§ **Data provided**:
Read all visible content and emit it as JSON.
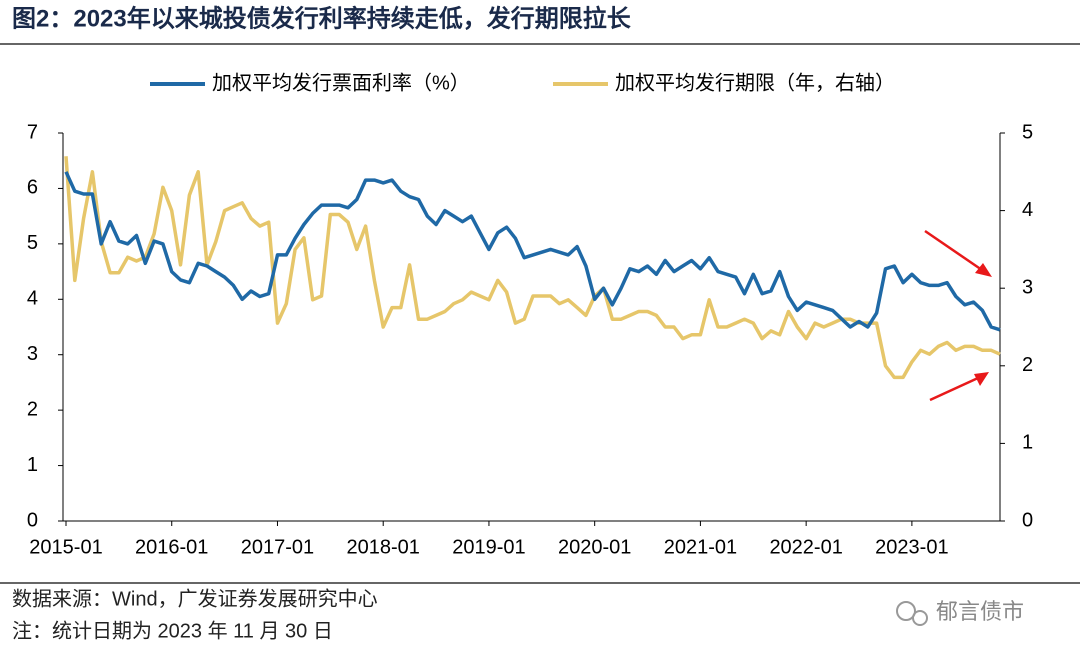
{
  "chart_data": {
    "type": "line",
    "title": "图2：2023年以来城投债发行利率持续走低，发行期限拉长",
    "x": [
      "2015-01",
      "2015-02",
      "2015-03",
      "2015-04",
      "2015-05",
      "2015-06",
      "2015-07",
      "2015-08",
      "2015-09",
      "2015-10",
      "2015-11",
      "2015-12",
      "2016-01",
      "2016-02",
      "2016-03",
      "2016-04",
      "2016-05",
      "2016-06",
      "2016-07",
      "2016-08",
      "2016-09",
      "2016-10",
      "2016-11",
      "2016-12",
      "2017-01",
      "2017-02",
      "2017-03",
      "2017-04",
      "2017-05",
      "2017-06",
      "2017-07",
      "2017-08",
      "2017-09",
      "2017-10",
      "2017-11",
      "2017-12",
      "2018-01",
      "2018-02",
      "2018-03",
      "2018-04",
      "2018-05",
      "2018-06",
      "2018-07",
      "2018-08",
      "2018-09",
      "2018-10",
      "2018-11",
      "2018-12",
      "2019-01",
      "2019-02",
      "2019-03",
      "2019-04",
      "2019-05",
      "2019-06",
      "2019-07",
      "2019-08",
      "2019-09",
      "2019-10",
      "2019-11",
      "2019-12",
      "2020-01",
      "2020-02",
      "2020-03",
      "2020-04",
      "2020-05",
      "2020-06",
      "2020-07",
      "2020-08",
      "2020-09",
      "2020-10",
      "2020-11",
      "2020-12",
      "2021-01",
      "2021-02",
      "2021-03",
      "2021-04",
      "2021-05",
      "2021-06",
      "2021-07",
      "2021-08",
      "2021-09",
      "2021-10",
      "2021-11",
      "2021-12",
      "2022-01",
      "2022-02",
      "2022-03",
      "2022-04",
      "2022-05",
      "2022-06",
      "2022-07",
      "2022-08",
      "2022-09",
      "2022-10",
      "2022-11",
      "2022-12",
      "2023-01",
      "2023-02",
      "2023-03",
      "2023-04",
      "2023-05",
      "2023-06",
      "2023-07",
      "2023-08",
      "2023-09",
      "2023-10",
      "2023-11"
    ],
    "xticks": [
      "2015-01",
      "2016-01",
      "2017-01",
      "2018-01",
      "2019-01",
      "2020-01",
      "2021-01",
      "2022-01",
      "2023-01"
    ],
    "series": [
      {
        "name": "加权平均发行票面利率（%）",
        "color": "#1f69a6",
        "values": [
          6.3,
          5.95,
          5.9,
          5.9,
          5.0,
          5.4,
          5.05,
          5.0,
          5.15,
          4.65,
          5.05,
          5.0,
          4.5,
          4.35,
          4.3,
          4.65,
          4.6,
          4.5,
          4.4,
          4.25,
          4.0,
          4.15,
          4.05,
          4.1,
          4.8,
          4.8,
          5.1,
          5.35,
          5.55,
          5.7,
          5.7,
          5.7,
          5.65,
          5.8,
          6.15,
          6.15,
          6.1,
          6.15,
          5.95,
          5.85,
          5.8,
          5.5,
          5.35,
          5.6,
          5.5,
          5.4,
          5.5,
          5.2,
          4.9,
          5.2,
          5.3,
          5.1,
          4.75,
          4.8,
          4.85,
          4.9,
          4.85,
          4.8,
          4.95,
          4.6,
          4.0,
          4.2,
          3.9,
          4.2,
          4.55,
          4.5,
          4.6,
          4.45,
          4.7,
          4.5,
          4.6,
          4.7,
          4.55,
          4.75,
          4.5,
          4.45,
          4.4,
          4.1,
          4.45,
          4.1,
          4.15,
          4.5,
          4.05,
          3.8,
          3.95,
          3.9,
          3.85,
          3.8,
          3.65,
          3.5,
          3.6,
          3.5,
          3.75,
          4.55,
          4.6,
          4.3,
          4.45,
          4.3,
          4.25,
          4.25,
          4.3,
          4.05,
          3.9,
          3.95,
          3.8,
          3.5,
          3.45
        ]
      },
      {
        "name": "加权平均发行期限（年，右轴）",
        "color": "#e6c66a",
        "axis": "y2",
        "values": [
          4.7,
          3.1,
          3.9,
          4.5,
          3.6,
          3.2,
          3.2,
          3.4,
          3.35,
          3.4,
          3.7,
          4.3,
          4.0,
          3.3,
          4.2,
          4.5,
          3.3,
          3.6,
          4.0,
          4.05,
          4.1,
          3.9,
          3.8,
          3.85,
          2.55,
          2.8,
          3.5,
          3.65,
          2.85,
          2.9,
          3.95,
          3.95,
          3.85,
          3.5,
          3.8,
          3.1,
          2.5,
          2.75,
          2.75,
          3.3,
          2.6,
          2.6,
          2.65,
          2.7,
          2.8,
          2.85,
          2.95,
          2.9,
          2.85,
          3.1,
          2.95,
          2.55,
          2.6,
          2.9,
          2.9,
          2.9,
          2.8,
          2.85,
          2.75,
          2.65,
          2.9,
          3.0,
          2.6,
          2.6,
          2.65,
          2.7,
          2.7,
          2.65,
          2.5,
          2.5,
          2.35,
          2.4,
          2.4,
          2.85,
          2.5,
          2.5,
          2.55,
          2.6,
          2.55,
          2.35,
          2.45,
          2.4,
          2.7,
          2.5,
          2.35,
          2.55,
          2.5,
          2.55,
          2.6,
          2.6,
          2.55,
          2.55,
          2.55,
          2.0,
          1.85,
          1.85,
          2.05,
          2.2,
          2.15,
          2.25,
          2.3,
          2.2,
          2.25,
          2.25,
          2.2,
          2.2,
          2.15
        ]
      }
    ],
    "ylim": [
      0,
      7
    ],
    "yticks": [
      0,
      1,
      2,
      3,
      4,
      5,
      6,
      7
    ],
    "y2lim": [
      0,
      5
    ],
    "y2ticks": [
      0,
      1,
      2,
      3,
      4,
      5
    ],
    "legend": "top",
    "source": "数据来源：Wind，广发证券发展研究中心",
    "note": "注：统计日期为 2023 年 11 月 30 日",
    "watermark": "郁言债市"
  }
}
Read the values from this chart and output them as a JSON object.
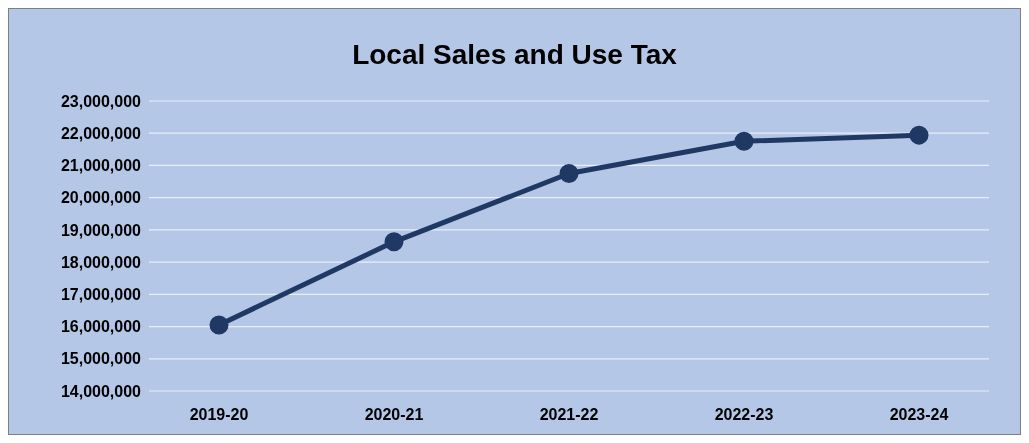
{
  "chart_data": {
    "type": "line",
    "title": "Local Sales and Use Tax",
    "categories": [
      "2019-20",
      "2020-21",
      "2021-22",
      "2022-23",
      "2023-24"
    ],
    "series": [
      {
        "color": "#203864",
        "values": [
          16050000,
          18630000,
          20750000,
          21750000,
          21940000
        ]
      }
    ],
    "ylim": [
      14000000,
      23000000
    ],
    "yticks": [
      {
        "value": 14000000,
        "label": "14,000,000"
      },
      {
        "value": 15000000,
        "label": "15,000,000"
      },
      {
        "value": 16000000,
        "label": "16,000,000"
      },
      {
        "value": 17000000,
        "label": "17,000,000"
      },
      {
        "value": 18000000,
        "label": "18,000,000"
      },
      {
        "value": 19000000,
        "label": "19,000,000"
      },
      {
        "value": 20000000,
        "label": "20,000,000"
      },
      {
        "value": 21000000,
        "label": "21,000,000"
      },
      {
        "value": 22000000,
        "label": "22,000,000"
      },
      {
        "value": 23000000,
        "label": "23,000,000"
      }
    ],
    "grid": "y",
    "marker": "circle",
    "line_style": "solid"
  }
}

§ **What the task requires**: Collect the lines of the records that include the string "JSON".

§ **Result of this task**:
Read all visible content and emit it as JSON.
Read the values from this chart and output them as a JSON object.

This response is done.